» TASK BRIEF
Tell how many lines in the data below hold the string "terceiros"; give nothing but the number.

──────

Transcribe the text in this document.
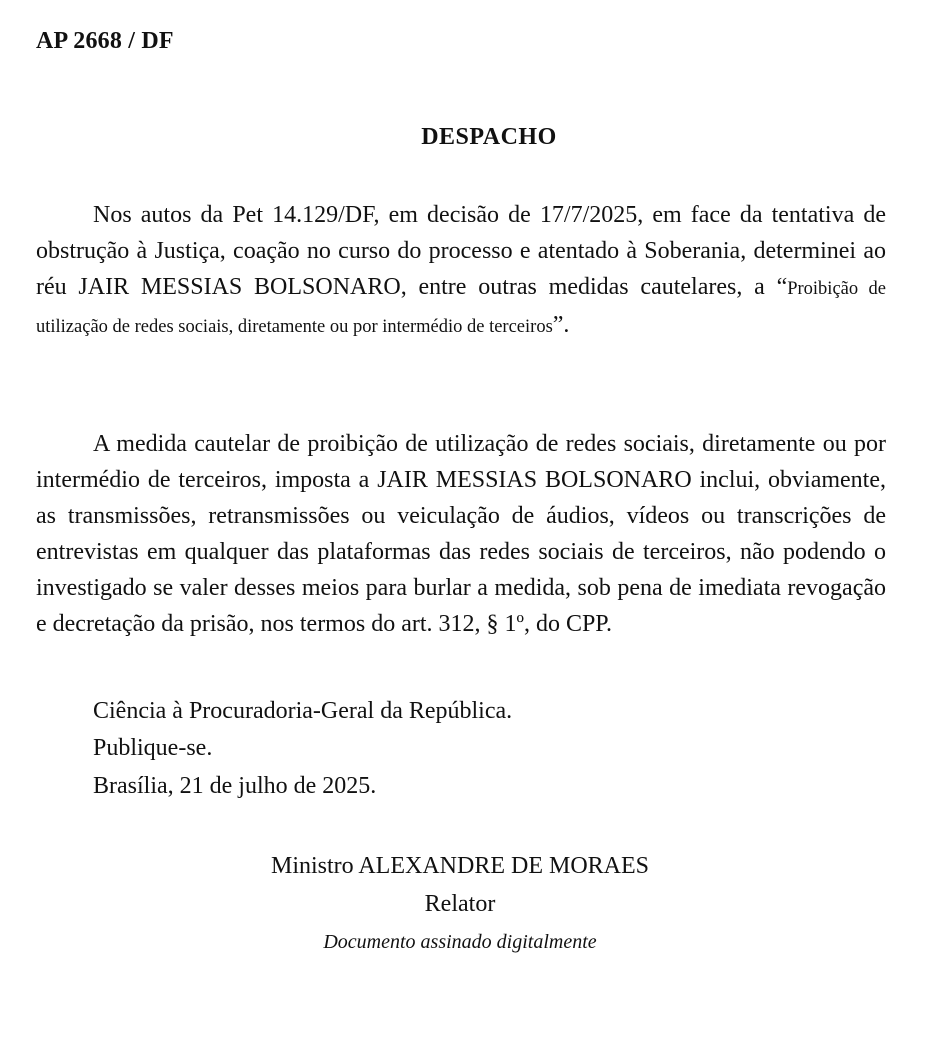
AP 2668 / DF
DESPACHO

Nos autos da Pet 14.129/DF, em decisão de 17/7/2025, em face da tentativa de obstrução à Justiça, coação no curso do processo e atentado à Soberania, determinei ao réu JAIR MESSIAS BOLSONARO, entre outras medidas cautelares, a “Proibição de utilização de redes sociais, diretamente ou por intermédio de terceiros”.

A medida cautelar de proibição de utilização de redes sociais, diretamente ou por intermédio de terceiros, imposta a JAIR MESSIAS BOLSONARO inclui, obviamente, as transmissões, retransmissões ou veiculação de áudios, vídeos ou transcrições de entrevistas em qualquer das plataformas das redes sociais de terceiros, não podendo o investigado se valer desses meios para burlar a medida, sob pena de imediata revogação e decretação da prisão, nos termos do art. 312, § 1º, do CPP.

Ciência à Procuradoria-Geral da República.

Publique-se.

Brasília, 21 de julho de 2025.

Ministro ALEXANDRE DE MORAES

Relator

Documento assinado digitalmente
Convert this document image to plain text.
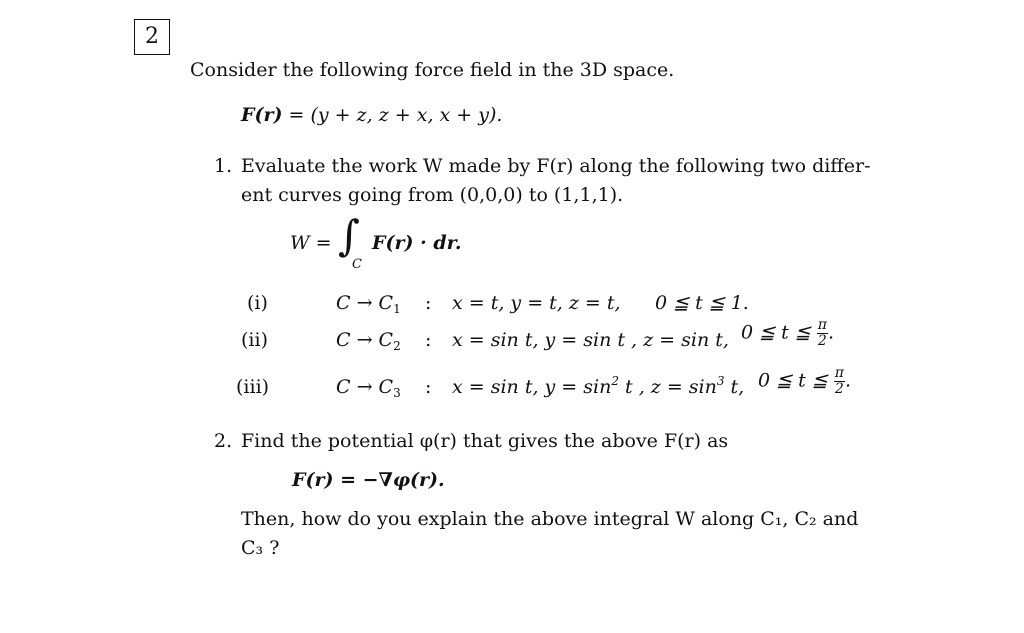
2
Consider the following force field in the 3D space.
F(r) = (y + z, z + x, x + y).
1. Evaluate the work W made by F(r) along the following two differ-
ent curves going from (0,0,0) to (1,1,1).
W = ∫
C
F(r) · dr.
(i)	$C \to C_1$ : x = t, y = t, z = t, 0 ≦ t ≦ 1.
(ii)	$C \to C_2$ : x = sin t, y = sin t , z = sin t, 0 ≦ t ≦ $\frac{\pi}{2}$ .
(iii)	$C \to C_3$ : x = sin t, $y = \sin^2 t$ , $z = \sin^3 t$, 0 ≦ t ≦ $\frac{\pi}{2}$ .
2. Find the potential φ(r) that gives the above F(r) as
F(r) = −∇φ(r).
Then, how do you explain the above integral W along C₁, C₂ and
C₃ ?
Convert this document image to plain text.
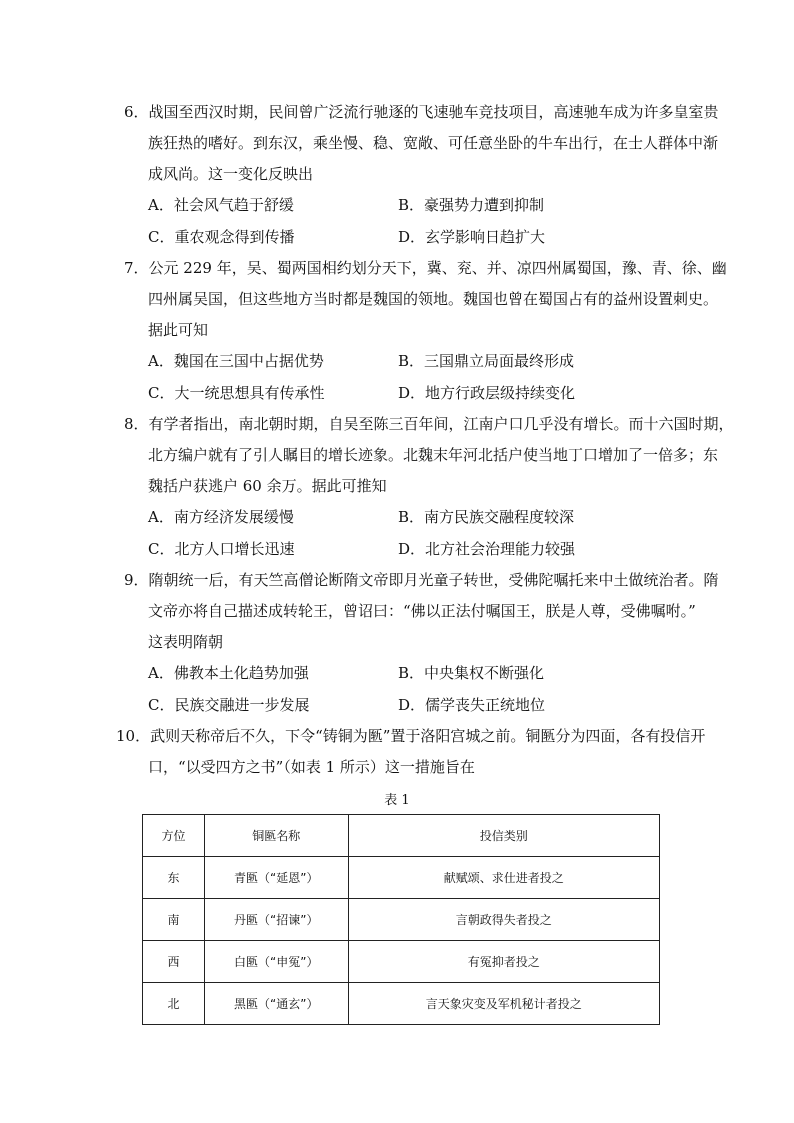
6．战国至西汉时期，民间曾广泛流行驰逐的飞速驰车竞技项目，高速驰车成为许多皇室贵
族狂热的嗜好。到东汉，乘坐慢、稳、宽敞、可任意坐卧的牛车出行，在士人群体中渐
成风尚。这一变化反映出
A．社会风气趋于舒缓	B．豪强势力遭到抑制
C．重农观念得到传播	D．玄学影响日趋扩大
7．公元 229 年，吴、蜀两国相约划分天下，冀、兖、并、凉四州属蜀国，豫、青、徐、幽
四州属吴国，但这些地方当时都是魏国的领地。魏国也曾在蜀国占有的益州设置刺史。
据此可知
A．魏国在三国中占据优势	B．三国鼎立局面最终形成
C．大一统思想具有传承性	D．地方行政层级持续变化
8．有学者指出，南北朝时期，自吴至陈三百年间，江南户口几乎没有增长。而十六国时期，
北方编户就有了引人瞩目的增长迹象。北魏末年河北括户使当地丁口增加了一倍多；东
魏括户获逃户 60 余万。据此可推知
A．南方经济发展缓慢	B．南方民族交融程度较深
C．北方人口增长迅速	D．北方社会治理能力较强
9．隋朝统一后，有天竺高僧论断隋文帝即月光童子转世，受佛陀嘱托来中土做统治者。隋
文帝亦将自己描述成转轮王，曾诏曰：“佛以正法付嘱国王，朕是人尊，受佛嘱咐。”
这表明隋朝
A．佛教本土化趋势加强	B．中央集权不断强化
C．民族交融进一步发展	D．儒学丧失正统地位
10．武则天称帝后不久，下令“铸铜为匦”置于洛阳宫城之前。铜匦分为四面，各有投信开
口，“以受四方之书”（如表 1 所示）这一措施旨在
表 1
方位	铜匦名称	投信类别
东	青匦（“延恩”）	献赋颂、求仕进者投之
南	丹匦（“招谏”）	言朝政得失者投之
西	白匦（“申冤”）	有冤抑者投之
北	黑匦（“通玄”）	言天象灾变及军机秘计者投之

──────

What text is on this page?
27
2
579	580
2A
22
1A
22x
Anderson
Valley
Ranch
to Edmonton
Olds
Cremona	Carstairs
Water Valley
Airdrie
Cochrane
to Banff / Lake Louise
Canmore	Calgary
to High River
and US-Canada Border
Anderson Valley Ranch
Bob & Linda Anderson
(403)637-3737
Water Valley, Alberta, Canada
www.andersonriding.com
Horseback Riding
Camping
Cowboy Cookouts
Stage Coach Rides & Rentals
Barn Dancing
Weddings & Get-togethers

──────

» WRITTEN REPLY
2